» **AIM**
Count how many lines below contain the word "object", then give that number alone.

__________________________________________________

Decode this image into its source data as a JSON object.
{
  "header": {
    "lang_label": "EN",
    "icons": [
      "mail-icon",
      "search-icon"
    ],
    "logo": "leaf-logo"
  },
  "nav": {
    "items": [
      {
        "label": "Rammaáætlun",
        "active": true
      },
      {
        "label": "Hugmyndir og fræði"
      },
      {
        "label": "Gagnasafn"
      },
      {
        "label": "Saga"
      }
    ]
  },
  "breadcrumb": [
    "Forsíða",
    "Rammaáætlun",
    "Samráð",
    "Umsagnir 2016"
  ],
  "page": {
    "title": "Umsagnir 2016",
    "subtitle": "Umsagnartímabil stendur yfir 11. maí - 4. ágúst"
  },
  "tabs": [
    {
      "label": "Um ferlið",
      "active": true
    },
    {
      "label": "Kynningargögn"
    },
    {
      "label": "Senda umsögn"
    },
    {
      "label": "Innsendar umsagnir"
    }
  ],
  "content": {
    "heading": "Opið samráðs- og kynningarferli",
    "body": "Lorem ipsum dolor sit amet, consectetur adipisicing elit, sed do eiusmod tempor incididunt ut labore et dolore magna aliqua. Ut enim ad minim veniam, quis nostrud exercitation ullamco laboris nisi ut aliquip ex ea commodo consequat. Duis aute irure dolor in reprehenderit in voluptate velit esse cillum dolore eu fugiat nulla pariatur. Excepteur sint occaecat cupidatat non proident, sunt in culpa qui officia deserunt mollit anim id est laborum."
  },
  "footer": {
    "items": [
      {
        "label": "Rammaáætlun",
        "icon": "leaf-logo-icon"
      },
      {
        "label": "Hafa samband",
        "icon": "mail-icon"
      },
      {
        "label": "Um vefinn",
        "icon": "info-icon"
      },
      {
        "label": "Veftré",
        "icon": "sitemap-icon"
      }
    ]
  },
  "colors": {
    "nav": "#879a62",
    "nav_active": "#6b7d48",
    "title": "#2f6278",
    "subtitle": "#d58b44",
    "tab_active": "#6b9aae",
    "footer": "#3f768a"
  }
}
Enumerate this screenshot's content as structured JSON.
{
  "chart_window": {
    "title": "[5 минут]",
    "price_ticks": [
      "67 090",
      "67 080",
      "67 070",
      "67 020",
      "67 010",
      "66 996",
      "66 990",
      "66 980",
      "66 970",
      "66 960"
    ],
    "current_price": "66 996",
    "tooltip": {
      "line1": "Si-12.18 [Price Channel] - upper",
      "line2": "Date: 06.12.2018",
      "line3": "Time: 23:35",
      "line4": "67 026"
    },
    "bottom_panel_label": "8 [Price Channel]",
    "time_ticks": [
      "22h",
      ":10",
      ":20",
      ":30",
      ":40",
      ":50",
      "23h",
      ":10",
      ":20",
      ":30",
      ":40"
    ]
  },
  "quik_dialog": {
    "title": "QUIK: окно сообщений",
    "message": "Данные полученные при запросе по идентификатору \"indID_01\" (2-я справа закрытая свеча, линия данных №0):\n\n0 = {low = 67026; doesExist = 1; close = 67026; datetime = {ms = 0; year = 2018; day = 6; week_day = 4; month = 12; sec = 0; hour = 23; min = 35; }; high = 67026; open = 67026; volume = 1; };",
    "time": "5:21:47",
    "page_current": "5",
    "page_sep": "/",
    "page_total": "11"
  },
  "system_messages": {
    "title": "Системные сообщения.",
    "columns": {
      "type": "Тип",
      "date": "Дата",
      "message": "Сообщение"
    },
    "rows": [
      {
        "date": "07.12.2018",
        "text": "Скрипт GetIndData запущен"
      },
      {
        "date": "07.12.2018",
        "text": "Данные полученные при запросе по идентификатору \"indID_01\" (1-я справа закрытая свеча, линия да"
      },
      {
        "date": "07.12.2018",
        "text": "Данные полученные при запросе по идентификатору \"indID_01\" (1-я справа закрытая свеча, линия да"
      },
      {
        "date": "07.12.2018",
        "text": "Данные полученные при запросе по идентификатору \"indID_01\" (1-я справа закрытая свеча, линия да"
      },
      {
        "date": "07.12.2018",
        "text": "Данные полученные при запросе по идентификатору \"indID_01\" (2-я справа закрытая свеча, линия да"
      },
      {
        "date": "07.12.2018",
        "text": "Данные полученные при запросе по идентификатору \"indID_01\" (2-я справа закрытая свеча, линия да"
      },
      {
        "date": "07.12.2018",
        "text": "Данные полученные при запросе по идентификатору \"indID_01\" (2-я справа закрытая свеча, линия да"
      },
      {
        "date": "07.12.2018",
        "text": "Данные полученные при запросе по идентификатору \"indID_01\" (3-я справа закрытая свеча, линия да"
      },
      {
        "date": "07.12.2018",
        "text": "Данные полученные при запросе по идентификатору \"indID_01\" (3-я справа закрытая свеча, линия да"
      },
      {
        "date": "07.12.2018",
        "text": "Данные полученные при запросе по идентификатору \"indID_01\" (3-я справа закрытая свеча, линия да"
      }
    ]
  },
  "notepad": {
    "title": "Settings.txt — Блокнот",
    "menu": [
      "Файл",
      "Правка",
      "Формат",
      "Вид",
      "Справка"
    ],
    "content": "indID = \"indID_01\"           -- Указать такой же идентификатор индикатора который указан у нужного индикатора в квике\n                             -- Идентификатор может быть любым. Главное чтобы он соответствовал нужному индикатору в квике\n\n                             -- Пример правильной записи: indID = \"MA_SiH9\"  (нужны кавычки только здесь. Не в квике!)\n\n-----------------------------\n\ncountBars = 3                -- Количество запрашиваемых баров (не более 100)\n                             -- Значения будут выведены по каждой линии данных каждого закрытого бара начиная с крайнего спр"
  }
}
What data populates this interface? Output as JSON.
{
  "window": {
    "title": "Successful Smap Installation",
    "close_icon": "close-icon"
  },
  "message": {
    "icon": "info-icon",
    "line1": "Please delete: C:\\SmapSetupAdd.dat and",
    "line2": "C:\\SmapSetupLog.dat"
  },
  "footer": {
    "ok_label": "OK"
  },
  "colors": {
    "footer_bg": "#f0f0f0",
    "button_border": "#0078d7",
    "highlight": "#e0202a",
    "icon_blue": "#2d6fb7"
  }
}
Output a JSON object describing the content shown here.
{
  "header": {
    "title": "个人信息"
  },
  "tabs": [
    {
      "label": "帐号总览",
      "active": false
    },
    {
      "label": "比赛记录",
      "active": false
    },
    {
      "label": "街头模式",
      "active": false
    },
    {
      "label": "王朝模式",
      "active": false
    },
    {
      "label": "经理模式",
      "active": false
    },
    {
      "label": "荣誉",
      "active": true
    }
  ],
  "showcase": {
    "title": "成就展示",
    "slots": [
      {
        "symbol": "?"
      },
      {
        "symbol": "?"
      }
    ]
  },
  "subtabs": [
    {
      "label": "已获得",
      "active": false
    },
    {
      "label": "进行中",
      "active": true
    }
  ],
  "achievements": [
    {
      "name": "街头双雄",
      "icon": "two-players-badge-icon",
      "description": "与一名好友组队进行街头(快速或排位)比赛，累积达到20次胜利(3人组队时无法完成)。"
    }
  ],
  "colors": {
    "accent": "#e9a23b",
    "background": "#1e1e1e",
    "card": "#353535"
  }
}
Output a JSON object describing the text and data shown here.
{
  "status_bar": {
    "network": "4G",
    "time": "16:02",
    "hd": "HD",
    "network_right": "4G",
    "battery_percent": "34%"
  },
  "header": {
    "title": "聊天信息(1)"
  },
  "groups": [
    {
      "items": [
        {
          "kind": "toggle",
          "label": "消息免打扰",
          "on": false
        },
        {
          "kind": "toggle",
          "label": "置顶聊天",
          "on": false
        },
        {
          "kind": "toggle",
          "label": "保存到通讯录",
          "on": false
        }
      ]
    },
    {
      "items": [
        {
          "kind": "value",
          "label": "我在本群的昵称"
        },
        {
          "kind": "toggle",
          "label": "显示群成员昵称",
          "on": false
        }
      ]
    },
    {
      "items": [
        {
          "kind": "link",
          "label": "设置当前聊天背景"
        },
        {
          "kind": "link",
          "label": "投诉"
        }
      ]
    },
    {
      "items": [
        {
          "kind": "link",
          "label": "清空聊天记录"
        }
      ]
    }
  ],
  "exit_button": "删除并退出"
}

__________________________________________________

» **TASK RESULT**
3